*DIRECTIONS*
Pull out every line below that contains the word "name".

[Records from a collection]

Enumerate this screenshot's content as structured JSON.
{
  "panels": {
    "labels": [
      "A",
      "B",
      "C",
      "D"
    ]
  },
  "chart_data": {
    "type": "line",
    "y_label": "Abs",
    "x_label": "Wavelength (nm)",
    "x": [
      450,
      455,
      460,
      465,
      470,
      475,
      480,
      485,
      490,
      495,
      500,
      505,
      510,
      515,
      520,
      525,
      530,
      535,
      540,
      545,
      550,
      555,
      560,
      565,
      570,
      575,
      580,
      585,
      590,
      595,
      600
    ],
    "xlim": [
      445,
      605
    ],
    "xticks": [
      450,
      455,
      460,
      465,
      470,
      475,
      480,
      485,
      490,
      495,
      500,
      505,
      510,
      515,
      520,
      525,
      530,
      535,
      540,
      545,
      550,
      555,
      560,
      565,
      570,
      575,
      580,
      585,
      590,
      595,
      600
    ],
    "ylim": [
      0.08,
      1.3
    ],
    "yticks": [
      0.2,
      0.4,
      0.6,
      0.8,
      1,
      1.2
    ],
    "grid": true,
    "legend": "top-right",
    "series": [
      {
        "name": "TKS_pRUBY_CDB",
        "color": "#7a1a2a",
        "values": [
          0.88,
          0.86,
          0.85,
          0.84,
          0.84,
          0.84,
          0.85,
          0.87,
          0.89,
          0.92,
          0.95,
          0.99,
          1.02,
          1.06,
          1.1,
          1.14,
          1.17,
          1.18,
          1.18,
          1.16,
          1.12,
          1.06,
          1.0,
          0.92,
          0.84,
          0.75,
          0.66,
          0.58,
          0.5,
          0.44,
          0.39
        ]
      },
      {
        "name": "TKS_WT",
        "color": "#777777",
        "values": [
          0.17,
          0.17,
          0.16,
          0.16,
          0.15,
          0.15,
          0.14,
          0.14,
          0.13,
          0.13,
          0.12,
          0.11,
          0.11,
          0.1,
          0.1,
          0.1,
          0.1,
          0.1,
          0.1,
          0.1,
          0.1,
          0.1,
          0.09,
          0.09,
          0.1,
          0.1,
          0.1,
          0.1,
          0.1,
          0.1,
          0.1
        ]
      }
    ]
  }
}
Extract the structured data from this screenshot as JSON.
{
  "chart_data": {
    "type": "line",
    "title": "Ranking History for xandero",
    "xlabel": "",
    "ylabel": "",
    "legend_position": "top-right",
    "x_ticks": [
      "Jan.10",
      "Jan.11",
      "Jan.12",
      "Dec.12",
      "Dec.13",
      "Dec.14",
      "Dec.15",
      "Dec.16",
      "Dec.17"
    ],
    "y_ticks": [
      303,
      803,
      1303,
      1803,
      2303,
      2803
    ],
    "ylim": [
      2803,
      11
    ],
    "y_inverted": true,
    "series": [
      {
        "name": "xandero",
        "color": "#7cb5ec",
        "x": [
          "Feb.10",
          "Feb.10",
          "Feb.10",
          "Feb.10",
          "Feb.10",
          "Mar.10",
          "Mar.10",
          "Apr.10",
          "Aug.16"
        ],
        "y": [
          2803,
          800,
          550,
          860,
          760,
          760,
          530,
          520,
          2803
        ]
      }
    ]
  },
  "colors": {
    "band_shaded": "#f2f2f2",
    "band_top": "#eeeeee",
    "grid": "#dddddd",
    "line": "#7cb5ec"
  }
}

*RESULT*
        "name": "TKS_pRUBY_CDB",
        "name": "TKS_WT",
        "name": "xandero",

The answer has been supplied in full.